───── Document segment
Fundamentalist U & Me: Kurt Morris

Welcome to our latest edition of Fundamentalist U & Me, our occasional series of memory and reflection from people who attended evangelical colleges and universities. [Click here to see all the entries.] The history I recounted in Fundamentalist U only told one part of the complicated story of evangelical higher education. Depending on the person, the school, and the decade, going to an evangelical college has been very different for different people.

This time, we are talking with Kurt Morris, a mental health advocate, writer, storyteller, and speaker in Boston. Morris attended Taylor University from 1997 to 2001 and has a masters in Library Science from Indiana University, Bloomington, and a masters in American Studies from the University of Massachusetts, Boston.Kurt Morris

ILYBYGTH: How did you decide on Taylor? What were your other options? Did your family pressure you to go to an evangelical college?
──────────
───── Provided material
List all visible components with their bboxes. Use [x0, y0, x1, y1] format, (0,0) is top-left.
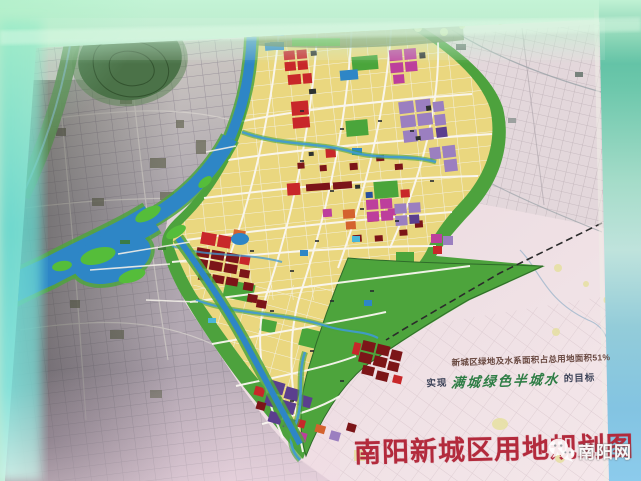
annotation-text: 新城区绿地及水系面积占总用地面积51% 实现 满城绿色半城水 的目标 [425, 351, 626, 393]
wechat-icon [548, 437, 575, 463]
annotation-slogan: 满城绿色半城水 [447, 368, 565, 392]
watermark-site-name: 南阳网 [578, 438, 632, 463]
planning-map-art [0, 0, 641, 481]
site-watermark: 南阳网 [548, 437, 632, 463]
photo-of-planning-map-board: 新城区绿地及水系面积占总用地面积51% 实现 满城绿色半城水 的目标 南阳新城区… [0, 0, 641, 481]
annotation-suffix: 的目标 [564, 370, 596, 385]
annotation-prefix: 实现 [426, 375, 447, 390]
display-frame-band [596, 0, 641, 481]
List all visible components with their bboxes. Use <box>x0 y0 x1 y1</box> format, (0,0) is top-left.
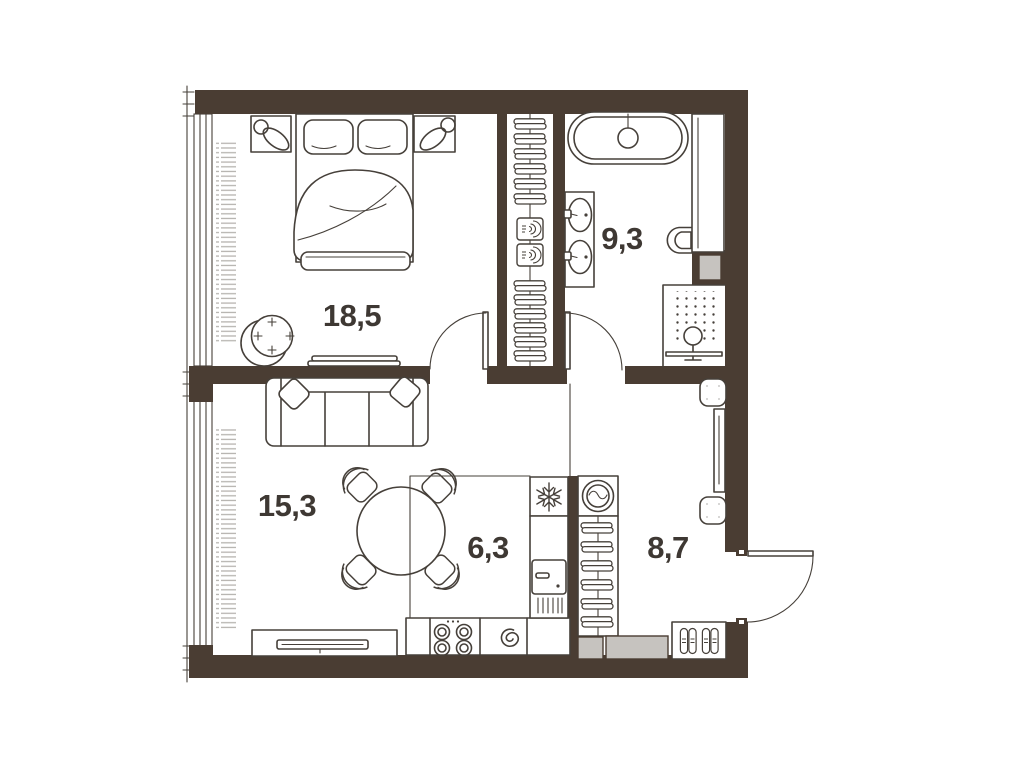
round-dining-table <box>357 487 445 575</box>
handle-icon <box>536 573 549 578</box>
door-leaf <box>483 312 488 369</box>
drain-icon <box>618 128 638 148</box>
entrance-door <box>736 548 813 626</box>
tap-icon <box>564 252 571 260</box>
tv-stand <box>308 356 400 366</box>
room-bathroom: 9,3 <box>564 112 725 366</box>
appliance-column <box>530 516 568 618</box>
tv-console <box>252 630 397 656</box>
pillow-icon <box>358 120 407 154</box>
floor-plan-page: 18,5 <box>0 0 1024 768</box>
basket-icon <box>517 244 543 266</box>
floor-plan-canvas: 18,5 <box>0 0 1024 768</box>
duct-shaft-small <box>578 637 603 659</box>
built-in-closet <box>514 114 546 366</box>
washing-machine <box>578 476 618 516</box>
bathroom-area-label: 9,3 <box>601 221 643 256</box>
pillow-icon <box>304 120 353 154</box>
bedroom-window <box>194 114 212 366</box>
sofa <box>266 375 428 446</box>
armchair <box>241 316 294 367</box>
radiator-icon <box>216 428 236 630</box>
base-counter <box>406 618 570 655</box>
door-swing-arc <box>747 556 813 622</box>
wall-right-upper <box>725 90 748 552</box>
wall-left-bottom-junction <box>189 645 213 678</box>
hallway-area-label: 8,7 <box>647 530 689 565</box>
kitchen-area-label: 6,3 <box>467 530 509 565</box>
shoe-rack <box>672 622 726 659</box>
wall-closet-left <box>497 114 507 384</box>
nightstand-left <box>251 116 292 154</box>
room-living: 15,3 <box>216 375 467 656</box>
door-leaf <box>748 551 813 556</box>
room-hallway: 8,7 <box>570 379 813 659</box>
hanger-wardrobe <box>578 516 618 636</box>
shower <box>663 285 725 366</box>
bathroom-door <box>565 312 622 370</box>
shower-screen <box>666 352 722 356</box>
bathtub <box>568 112 688 164</box>
room-bedroom: 18,5 <box>216 114 455 366</box>
double-bed <box>294 114 413 270</box>
pouf-top <box>700 379 726 406</box>
bed-bench <box>301 252 410 270</box>
storage-column <box>692 114 724 252</box>
shower-head-icon <box>684 327 702 345</box>
fridge <box>530 477 568 516</box>
door-leaf <box>565 312 570 369</box>
blanket <box>294 170 413 262</box>
double-washbasin <box>564 192 594 287</box>
dining-set <box>334 460 466 596</box>
duct-shaft-large <box>606 636 668 659</box>
door-swing-arc <box>430 313 486 369</box>
tap-icon <box>564 210 571 218</box>
wall-closet-right <box>553 114 565 384</box>
living-window <box>194 400 212 655</box>
radiator-icon <box>216 140 236 344</box>
living-area-label: 15,3 <box>258 488 317 523</box>
mirror <box>714 409 725 492</box>
nightstand-right <box>414 116 455 154</box>
basket-icon <box>517 218 543 240</box>
wall-top <box>195 90 748 114</box>
duct-shaft <box>699 255 721 280</box>
bedroom-door <box>430 312 488 369</box>
bedroom-area-label: 18,5 <box>323 298 382 333</box>
door-swing-arc <box>565 313 622 370</box>
pouf-bottom <box>700 497 726 524</box>
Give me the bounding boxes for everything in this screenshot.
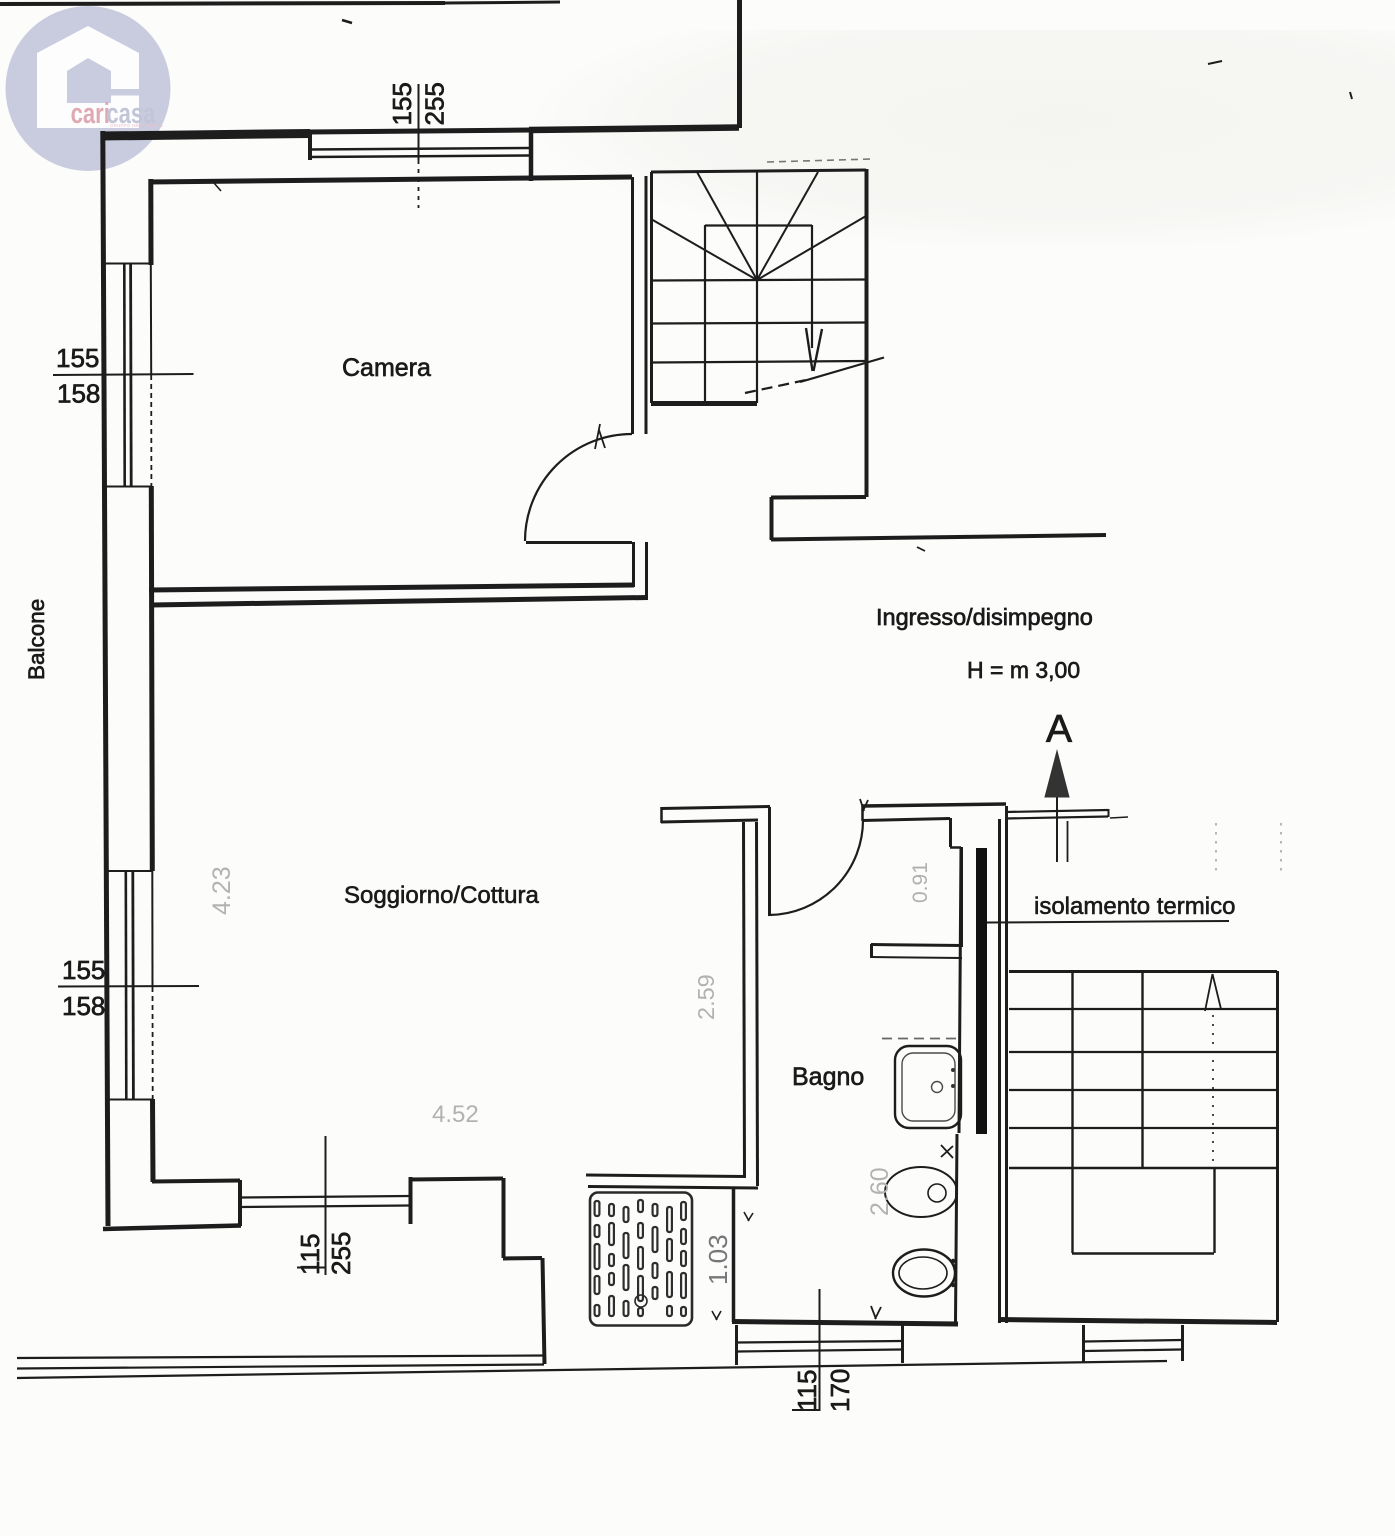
svg-text:GRUPPO IMMOBILIARE: GRUPPO IMMOBILIARE bbox=[110, 123, 163, 128]
svg-text:115: 115 bbox=[792, 1370, 822, 1411]
svg-text:155: 155 bbox=[56, 343, 99, 373]
svg-text:1.03: 1.03 bbox=[703, 1234, 733, 1285]
svg-text:4.52: 4.52 bbox=[432, 1101, 479, 1128]
svg-text:255: 255 bbox=[420, 82, 450, 125]
svg-text:Bagno: Bagno bbox=[792, 1063, 864, 1091]
svg-text:isolamento termico: isolamento termico bbox=[1034, 893, 1235, 920]
svg-text:H = m 3,00: H = m 3,00 bbox=[967, 657, 1080, 683]
svg-text:0.91: 0.91 bbox=[909, 862, 932, 903]
svg-text:158: 158 bbox=[57, 379, 100, 409]
svg-text:cari: cari bbox=[71, 98, 110, 130]
svg-text:170: 170 bbox=[825, 1369, 855, 1412]
svg-text:4.23: 4.23 bbox=[208, 866, 236, 915]
svg-text:2.59: 2.59 bbox=[693, 974, 719, 1020]
svg-text:2.60: 2.60 bbox=[866, 1167, 894, 1216]
svg-text:Ingresso/disimpegno: Ingresso/disimpegno bbox=[876, 604, 1093, 630]
svg-text:Camera: Camera bbox=[342, 354, 431, 382]
svg-text:255: 255 bbox=[326, 1232, 356, 1275]
svg-text:Balcone: Balcone bbox=[24, 599, 49, 680]
svg-text:Soggiorno/Cottura: Soggiorno/Cottura bbox=[344, 882, 539, 909]
svg-text:A: A bbox=[1046, 708, 1072, 751]
svg-text:155: 155 bbox=[387, 82, 417, 125]
svg-text:115: 115 bbox=[295, 1234, 325, 1275]
svg-text:155: 155 bbox=[62, 955, 105, 985]
svg-text:158: 158 bbox=[62, 991, 105, 1021]
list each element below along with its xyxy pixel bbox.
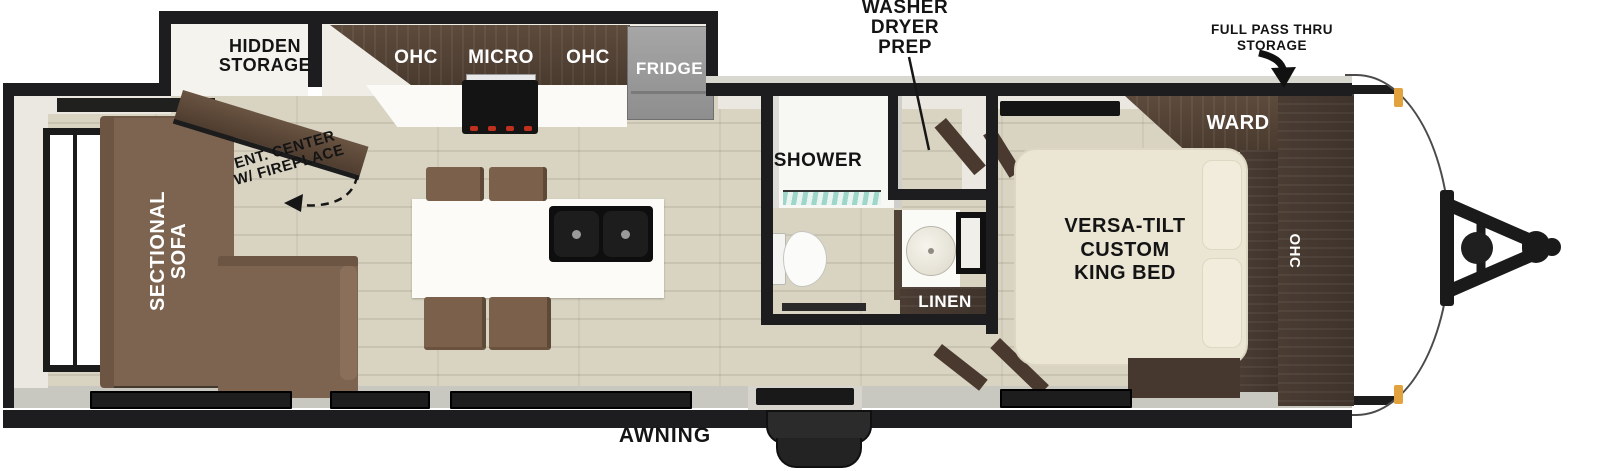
marker-light-bottom [1394,385,1403,404]
fridge-label: FRIDGE [627,60,712,78]
island-stool [489,297,551,350]
floorplan-canvas: WASHER DRYER PREP FULL PASS THRU STORAGE… [0,0,1600,471]
kitchen-bottom-window-1 [330,391,430,409]
bedroom-bottom-window [1000,389,1132,408]
sectional-sofa-seat [218,256,358,398]
bedroom-tv [1000,101,1120,116]
washer-dryer-prep-label: WASHER DRYER PREP [835,0,975,58]
ohc-front-label: OHC [1286,221,1302,281]
washer-closet-wall [888,96,898,200]
hidden-storage-label: HIDDEN STORAGE [195,37,335,75]
vanity-sink [906,226,956,276]
living-top-wall [3,83,171,96]
sink-drain [621,230,630,239]
fridge-door-line [631,91,709,94]
mirror-glass [961,218,980,268]
burner-knob [506,126,514,131]
entry-step-2 [776,438,862,468]
island-stool [424,297,486,350]
marker-light-top [1394,88,1403,107]
full-pass-thru-storage-label: FULL PASS THRU STORAGE [1202,22,1342,54]
entry-door-mat [756,388,854,405]
kitchen-bottom-window-2 [450,391,692,409]
left-wall [3,83,14,426]
slide-top-wall [159,11,718,24]
nightstand [1128,358,1240,398]
linen-label: LINEN [900,293,990,311]
stove [462,80,538,134]
shower-glass [783,192,881,205]
burner-knob [524,126,532,131]
king-bed-label: VERSA-TILT CUSTOM KING BED [1040,215,1210,286]
pass-thru-arrow [1259,53,1284,72]
roof-lip [706,76,1352,83]
sink-drain [572,230,581,239]
bath-left-wall [761,96,773,325]
island-stool [426,167,484,201]
sectional-sofa-armrest [340,266,357,380]
bath-shelf [782,303,866,311]
sectional-sofa-label: SECTIONAL SOFA [148,166,190,336]
sink-drain [928,248,934,254]
washer-closet-bottom-wall [888,189,998,200]
ohc-right-label: OHC [558,48,618,68]
burner-knob [488,126,496,131]
sink-basin-right [603,211,648,257]
rear-window [43,128,107,372]
main-top-wall [706,83,1352,96]
island-stool [489,167,547,201]
micro-label: MICRO [466,48,536,68]
island-sink [549,206,653,262]
burner-knob [470,126,478,131]
shower-label: SHOWER [768,151,868,171]
bath-bottom-wall [761,314,998,325]
hitch [1440,190,1561,306]
living-bottom-window [90,391,292,409]
ward-label: WARD [1188,113,1288,134]
front-cap [1345,74,1451,416]
awning-label: AWNING [605,425,725,447]
bath-mirror [956,212,986,274]
sink-basin-left [554,211,599,257]
ohc-left-label: OHC [386,48,446,68]
entry-door-opening [748,386,862,410]
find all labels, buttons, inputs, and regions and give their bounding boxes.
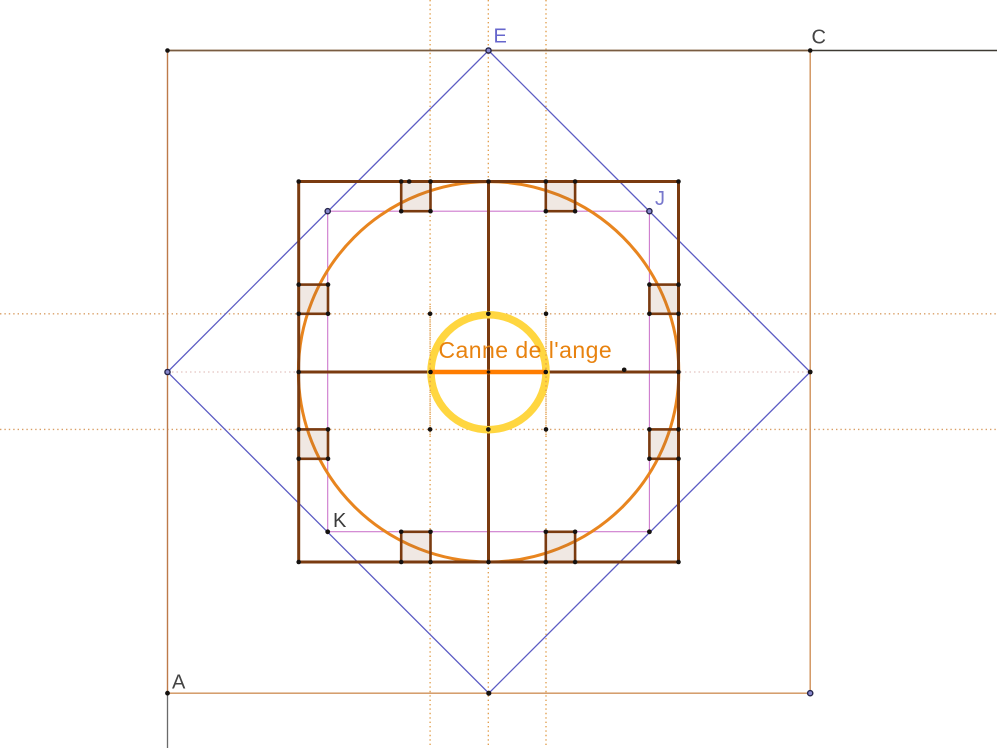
svg-text:K: K xyxy=(333,510,347,532)
svg-text:E: E xyxy=(494,26,507,48)
svg-text:J: J xyxy=(655,188,665,210)
svg-text:C: C xyxy=(812,27,826,49)
svg-text:A: A xyxy=(172,672,186,694)
svg-text:Canne de l'ange: Canne de l'ange xyxy=(439,337,613,363)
──────────
Task instructions —
**A.** Using the introduction to the Kurt Morris interview, decide whether each statement agrees with it. Answer yes or no for each, quoting the deciding words. (i) Morris attended Taylor University from 1997 to 2001. (ii) Morris is described as a mental health advocate in Boston. (iii) Morris earned his masters in Library Science from the University of Massachusetts, Boston.
**B.** Write a continuation of the Kurt Morris interview, starting after its last sentence.

Solved tasks —
**A.**
(i) Yes: "Morris attended Taylor University from 1997 to 2001"
(ii) Yes: "a mental health advocate, writer, storyteller, and speaker in Boston"
(iii) No: "a masters in Library Science from Indiana University, Bloomington"

**B.**
I never really wanted to go to college but didn’t know what else to do with my life and my parents pushed the idea of how important it is to get a college education. I went to Taylor because I was too scared to go anywhere else. I dealt with a lot of anxiety as a teen (and still do to some extent) and the idea of going to school where I wouldn’t know anyone was terrifying to me. Especially a big state school. My sister went to Taylor and so I knew that I would at least know her and her friends. Also, my parents agreed to pay for college if I went to a Christian college, but not if I went to a non-Christian college.

ILYBYGTH: Do you think your college experience deepened your faith? Do you still feel connected to your alma mater? What was the most powerful religious part of your college experience?

I don’t think my college experience necessarily deepened my faith, nor did it make it weaker. It just kind of was. I can’t think of any powerfully religious part of my experience beyond evening floor prayers and chapels. I feel slightly connected to my alma mater, mainly because I’m part of a Facebook group of alumni who are quite liberal.

ILYBYGTH: Would you/did you send your kids to an evangelical college? If so, why, and if not, why not?

I don’t have kids and don’t know if I will, but I’d let them make their own decision on where to attend college. However, given that my partner and I aren’t Christians, it would be rather odd if our children did want to attend an evangelical college.

ILYBYGTH: Do you still support your alma mater, financially or otherwise? If so, how and why, and if not, why not?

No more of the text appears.